§ Brano da leggere:
Netanyahu non potrà tenere in conto le pressioni internazionali
A Netanyahu converrebbe rallentare l’avanzata anche per non entrare in rotta di collisione con Joe Biden che continua ad appoggiarlo, ma con sempre minore convinzione, per le agghiaccianti immagini che arrivano dalla Striscia sprofondata in una catastrofe umanitaria. L’escalation dei raid e dei bombardamenti, nel tentativo di stanare dal reticolo dei tunnel i combattenti di Hamas, hanno duramente colpito la popolazione civile. Seminando morte, distruggendo case, affamando le famiglie in fuga, provocando (vista la chiusura dell’unica frontiera con l’Egitto) migrazioni verso il nulla.

§ Compiti da svolgere:
[1] Riporta alla lettera la parte del brano su Netanyahu che va da "Netanyahu non potrà" fino a "verso il nulla." compreso.
[2] Scrivi il seguito del brano su Netanyahu, riprendendo subito dopo la sua ultima frase.
L'elenco che viene dopo è materiale a sé, distinto dal brano su Netanyahu.

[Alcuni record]

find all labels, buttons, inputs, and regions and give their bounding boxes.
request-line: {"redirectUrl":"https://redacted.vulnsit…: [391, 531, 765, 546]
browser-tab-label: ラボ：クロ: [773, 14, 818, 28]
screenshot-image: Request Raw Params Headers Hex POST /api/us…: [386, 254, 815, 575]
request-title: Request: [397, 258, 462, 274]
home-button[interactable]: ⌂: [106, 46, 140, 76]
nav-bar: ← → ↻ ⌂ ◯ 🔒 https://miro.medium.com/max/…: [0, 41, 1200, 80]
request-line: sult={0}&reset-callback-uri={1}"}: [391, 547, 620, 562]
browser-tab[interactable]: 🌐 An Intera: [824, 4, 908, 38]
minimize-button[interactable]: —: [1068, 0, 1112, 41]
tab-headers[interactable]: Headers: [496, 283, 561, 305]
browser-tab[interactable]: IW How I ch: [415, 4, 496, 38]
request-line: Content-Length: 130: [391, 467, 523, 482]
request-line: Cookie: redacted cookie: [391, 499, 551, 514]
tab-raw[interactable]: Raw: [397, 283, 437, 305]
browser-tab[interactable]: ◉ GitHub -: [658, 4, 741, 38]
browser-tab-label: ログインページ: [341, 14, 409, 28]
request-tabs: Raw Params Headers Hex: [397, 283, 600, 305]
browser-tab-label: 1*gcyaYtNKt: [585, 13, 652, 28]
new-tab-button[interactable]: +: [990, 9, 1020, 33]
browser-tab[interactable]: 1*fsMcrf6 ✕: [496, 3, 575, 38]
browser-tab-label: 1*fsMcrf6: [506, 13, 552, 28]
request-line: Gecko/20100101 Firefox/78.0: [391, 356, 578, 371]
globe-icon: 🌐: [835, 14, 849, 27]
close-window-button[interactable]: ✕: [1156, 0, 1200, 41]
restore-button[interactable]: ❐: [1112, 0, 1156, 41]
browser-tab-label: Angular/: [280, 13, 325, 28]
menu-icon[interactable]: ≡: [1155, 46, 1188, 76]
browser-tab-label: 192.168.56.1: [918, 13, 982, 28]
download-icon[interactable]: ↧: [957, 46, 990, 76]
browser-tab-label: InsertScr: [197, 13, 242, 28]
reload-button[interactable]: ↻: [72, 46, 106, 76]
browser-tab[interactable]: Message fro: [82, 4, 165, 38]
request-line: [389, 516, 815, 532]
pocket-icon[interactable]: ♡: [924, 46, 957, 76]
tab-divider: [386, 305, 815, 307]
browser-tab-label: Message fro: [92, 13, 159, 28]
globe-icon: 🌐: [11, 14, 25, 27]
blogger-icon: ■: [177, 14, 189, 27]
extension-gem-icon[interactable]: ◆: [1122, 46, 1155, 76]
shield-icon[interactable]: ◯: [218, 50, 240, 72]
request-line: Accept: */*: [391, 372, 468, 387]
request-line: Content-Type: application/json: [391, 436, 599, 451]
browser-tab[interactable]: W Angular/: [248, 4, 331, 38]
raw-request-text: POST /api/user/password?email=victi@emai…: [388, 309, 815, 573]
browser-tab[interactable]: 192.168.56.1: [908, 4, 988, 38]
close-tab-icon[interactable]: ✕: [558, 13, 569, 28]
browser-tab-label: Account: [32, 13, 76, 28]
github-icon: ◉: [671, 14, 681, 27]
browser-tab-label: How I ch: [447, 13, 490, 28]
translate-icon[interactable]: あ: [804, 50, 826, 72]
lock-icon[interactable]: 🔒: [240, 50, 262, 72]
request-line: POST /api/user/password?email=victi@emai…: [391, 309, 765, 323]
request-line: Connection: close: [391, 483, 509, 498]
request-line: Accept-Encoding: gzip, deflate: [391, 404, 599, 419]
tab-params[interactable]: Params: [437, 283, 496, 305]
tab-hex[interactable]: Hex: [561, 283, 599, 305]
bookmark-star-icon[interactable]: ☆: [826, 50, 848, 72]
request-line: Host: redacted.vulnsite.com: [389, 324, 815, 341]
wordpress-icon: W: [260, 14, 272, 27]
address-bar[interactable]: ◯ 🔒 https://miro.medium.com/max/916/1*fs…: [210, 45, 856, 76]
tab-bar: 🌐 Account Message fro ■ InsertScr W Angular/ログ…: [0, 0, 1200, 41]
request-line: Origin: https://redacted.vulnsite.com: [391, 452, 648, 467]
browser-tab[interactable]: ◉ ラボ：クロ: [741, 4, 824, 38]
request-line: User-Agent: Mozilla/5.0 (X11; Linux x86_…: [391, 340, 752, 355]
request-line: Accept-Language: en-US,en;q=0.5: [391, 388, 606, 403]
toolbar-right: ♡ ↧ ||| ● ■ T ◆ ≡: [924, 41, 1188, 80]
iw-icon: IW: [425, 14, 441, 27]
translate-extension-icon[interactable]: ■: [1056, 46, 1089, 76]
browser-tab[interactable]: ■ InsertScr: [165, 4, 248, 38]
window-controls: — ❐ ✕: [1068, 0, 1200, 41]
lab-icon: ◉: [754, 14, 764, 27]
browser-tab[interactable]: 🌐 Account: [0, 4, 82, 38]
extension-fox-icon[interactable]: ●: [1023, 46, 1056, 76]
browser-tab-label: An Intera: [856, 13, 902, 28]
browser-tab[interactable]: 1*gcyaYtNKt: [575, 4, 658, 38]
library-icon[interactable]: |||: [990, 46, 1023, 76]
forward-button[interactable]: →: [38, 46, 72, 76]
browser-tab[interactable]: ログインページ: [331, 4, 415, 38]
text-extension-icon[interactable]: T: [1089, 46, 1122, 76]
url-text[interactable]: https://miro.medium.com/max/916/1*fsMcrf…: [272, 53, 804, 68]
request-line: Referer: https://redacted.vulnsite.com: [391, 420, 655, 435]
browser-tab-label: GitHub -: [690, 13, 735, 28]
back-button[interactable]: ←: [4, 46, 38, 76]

§ Risultati per compito:
[1]
Netanyahu non potrà tenere in conto le pressioni internazionali
A Netanyahu converrebbe rallentare l’avanzata anche per non entrare in rotta di collisione con Joe Biden che continua ad appoggiarlo, ma con sempre minore convinzione, per le agghiaccianti immagini che arrivano dalla Striscia sprofondata in una catastrofe umanitaria. L’escalation dei raid e dei bombardamenti, nel tentativo di stanare dal reticolo dei tunnel i combattenti di Hamas, hanno duramente colpito la popolazione civile. Seminando morte, distruggendo case, affamando le famiglie in fuga, provocando (vista la chiusura dell’unica frontiera con l’Egitto) migrazioni verso il nulla.

[2]
Israele, che rispetto ai palestinesi vanta una superiorità militare schiacciante, è ormai impegnata anche su altri fronti. In Libano e in Siria per rintuzzare gli attacchi missilistici di Hezbollah e dei pasdaran iraniani che a Damasco difendono il regime di Bashar Al Assad. In Iraq dove le truppe sciite attaccano le basi degli Stati Uniti che fiancheggiano il governo di Gerusalemme. Nel Mar Rosso, dove gli houti yemeniti (finanziati da Teheran) cercano di impedire la navigazione dei cargo israeliani verso il porto di Eilat con fitti lanci di droni. E anche a livello diplomatico Netanyahu si è alienato la solidarietà di molti Paesi, fra cui la Russia di Putin che continuava a dialogare con Israele pure dopo lo scoppio del conflitto ucraino. Il l leader turco Recep Tayyp Erdogan si è spinto addirittura a paragonarlo a Hitler per l’accanimento di un’offensiva insensibile alle tragedie della popolazione civile. E Il Sudafrica (non proprio un modello ideale di democrazia) ha accusato Israele di genocidio davanti alla Corte internazionale di giustizia.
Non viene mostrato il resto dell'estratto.